[TEXTO EXTRAÍDO]

╔══

La doctrina politológica, a continuación, ha marcado el paso de lo público (que es la categoría privilegiada por la «modernidad política fuerte») a lo privado (que es la categoría de la postmodernidad política, o sea, de la «modernidad política débil»), poniendo entre paréntesis o ignorando lo político. Sólo a partir de aquí puede entenderse la transformación radical de la función del ordenamiento jurídico, convertido en instrumento para la realización de cualquier proyecto privado.

La doctrina politológica ha marcado, además, el paso del partido ideológico al partido territorial y, finalmente, al partido como movimiento contingente cuyo programa se determina a posteriori con la democracia on line, es decir, sobre la base de la convergencia de intereses y ventajas individuales.

El partido ideológico era ya epifanía de la aceptación del relativismo: la verdad se convertía en y se hacía depender de una perspectiva (particular) que pretendía ser el todo. Sin embargo, conservaba en su origen, al menos de hecho, la nostalgia de la verdad y, aunque equivocadamente, reconocía a la teoría un primado sobre la praxis. El partido ideológico sufrió gradual y rápidamente una transformación esencial: se convirtió bien pronto en portador sólo de intereses, engalanados por la ideología. Todo partido ideológico, en efecto, se hizo representante y tutor de las categorías que les aseguraban los votos y, por tanto, el poder. Se dio un reparto de la representación de los intereses que condujo a la negociación de las leyes, como ya hemos dicho, antes incluso de elegir al Parlamento. El partido ideológico, en otras palabras, se convirtió en un lobby para la promoción o defensa, en fin para la realización, de ventajas «corporativas» que marcaron el fin incluso formal de la ideología. A este propósito resulta significativa, por ejemplo, la evolución sufrida en Italia por los partidos durante la «Primera República» (1945-1992).

╚══

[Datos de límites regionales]

╔══

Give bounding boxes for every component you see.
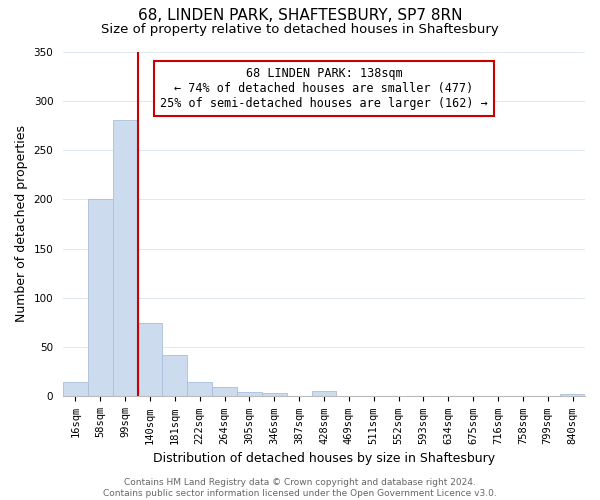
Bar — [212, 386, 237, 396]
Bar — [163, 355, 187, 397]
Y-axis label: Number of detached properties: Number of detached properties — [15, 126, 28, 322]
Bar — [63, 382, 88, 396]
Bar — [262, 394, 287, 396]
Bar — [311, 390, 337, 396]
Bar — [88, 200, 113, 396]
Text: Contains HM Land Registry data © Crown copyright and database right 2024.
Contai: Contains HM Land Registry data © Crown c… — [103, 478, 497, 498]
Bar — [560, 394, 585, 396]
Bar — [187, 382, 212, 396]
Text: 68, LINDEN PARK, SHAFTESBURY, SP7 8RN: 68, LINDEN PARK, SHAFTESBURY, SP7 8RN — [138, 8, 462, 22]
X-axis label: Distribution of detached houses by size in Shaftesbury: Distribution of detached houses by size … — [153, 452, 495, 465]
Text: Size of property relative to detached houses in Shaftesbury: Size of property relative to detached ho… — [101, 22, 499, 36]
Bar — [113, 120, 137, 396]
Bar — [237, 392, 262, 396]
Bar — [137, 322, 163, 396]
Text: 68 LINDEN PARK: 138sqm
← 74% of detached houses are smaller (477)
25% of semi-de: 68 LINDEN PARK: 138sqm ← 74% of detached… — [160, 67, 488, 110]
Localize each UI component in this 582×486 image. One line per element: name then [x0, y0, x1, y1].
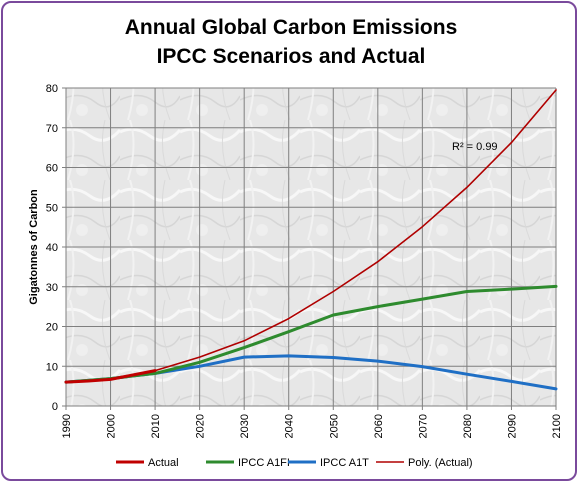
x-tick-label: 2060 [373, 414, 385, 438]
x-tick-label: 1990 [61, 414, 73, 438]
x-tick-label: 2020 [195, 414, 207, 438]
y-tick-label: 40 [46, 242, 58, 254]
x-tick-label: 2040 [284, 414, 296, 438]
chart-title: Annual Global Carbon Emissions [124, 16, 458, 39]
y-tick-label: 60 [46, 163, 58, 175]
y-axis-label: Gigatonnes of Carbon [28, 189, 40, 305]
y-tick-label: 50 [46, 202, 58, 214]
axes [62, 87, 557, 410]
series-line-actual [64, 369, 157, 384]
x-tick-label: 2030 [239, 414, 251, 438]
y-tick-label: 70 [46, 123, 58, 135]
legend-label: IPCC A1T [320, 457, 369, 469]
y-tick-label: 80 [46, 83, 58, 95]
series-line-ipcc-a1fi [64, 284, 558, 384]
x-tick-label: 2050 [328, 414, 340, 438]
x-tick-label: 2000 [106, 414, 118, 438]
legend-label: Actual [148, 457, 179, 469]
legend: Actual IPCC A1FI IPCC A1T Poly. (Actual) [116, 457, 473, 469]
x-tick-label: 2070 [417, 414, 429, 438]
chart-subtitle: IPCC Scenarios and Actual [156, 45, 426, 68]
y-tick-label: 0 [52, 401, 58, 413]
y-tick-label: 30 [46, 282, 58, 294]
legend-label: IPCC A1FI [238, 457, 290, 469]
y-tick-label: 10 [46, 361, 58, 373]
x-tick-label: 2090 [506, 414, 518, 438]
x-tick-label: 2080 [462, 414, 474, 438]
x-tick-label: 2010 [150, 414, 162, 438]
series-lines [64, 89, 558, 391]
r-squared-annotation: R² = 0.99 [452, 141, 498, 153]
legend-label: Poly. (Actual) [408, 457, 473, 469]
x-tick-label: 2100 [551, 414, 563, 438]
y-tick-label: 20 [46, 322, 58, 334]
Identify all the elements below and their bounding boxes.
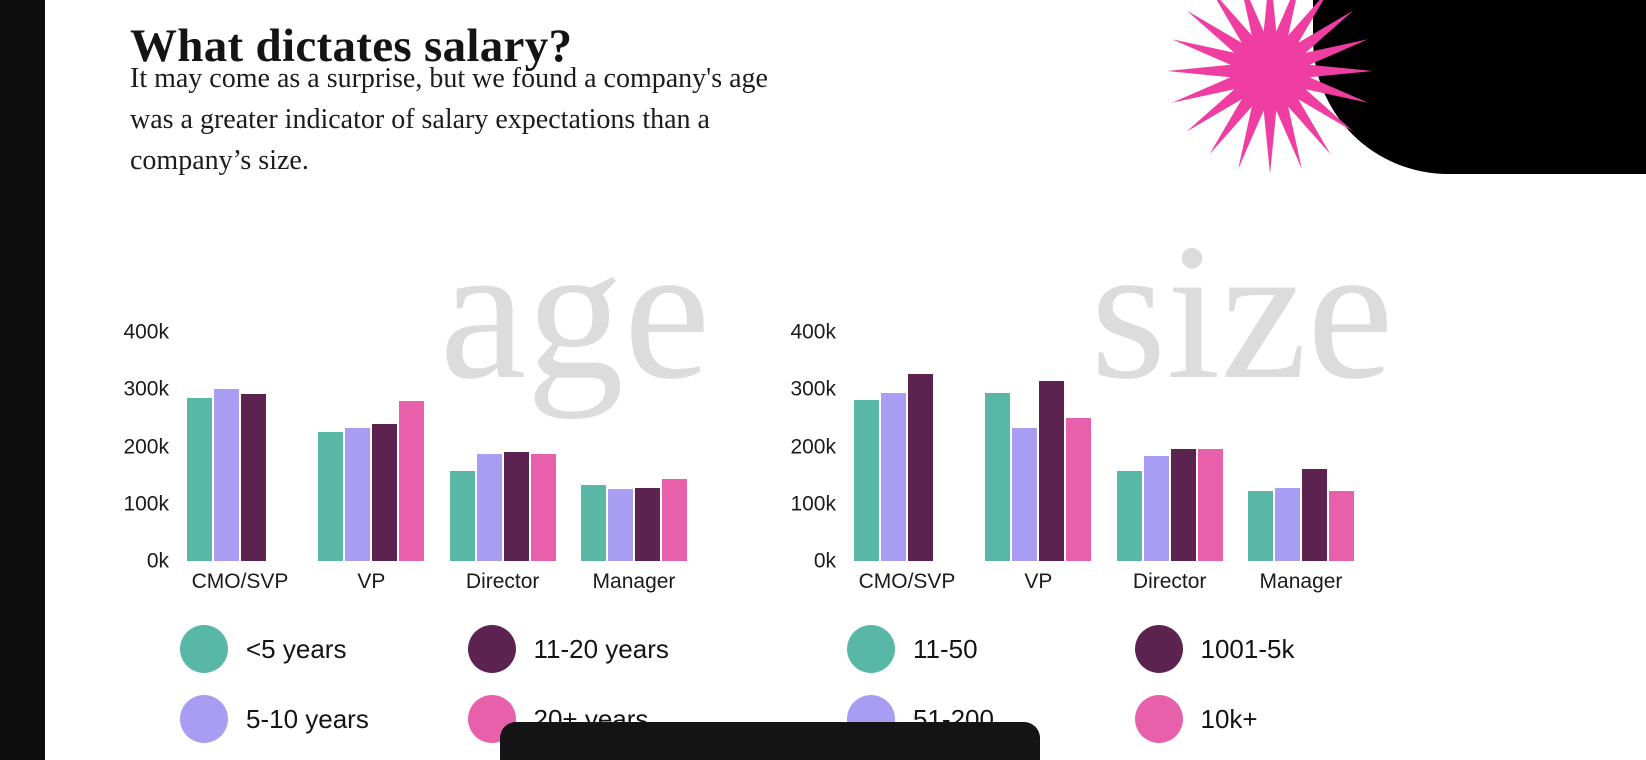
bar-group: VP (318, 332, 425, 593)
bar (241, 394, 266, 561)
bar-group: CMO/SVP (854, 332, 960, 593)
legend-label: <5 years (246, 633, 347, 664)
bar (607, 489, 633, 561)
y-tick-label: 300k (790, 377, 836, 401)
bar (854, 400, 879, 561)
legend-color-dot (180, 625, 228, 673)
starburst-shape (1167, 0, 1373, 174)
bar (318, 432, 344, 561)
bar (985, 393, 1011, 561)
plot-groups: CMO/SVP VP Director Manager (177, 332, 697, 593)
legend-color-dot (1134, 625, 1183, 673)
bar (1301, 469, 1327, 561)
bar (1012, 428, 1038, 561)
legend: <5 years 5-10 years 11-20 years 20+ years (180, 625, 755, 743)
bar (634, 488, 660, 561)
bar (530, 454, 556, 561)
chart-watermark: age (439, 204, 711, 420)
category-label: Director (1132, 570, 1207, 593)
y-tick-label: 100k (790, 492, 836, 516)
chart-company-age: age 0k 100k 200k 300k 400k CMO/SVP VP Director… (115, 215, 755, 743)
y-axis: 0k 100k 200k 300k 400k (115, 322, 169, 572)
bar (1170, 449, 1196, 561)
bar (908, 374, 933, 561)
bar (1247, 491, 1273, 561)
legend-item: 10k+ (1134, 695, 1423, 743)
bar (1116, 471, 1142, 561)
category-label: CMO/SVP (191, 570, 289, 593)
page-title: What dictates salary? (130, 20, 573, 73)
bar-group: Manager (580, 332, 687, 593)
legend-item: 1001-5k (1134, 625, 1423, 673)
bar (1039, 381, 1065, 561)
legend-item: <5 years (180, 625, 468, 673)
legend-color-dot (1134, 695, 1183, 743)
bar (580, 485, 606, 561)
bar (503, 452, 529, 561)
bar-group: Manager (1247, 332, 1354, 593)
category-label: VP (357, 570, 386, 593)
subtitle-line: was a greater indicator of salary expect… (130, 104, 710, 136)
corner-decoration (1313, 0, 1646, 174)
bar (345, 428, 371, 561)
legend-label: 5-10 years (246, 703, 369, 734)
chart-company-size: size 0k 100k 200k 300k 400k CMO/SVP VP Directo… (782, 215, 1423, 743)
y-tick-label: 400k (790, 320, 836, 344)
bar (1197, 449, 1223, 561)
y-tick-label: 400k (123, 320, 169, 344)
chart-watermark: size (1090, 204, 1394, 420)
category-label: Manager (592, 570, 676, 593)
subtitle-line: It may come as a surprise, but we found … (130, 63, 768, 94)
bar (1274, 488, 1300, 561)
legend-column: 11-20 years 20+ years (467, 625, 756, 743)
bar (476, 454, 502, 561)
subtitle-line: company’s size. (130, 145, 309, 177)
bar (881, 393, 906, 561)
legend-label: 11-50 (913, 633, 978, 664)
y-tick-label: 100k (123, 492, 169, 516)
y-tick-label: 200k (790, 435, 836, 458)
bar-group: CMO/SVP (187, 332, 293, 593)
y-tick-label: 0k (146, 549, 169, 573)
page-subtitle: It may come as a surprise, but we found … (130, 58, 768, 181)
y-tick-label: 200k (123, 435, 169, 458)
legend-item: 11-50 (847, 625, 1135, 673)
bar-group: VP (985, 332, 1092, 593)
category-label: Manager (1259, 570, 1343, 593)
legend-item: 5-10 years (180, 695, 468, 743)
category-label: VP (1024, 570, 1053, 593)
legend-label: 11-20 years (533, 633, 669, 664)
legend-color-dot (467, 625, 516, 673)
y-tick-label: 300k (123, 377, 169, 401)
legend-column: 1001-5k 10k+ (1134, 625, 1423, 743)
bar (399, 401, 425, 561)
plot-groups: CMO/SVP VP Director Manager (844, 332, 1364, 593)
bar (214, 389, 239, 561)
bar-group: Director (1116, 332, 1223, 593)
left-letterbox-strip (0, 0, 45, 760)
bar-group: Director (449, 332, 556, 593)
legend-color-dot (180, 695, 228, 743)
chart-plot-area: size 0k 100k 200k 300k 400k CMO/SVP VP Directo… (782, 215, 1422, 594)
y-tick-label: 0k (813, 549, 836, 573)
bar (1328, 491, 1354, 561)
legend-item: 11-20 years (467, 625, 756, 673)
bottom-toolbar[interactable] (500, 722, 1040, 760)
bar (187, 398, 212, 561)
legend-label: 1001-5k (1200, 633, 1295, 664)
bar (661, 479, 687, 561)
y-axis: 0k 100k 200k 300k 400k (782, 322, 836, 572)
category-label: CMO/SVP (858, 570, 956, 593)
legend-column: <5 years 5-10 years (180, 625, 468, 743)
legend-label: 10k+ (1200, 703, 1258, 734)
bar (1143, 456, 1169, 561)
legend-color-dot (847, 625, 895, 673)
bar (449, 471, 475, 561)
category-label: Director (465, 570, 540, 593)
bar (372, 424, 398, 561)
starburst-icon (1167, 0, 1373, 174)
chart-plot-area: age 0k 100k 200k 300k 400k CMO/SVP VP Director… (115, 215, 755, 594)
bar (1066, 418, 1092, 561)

╚══

[TAREAS]
**1.** Reproduzca el pasaje sobre la doctrina politológica comprendido entre "La doctrina politológica ha" y "y ventajas individuales.", ambos incluidos, sustituyendo "convergencia" por "coincidencia".
**2.** Según el texto sobre la doctrina politológica, ¿qué años abarca la «Primera República» italiana?

[SOLUCIONES]
**1.**
La doctrina politológica ha marcado, además, el paso del partido ideológico al partido territorial y, finalmente, al partido como movimiento contingente cuyo programa se determina a posteriori con la democracia on line, es decir, sobre la base de la coincidencia de intereses y ventajas individuales.

**2.** De 1945 a 1992.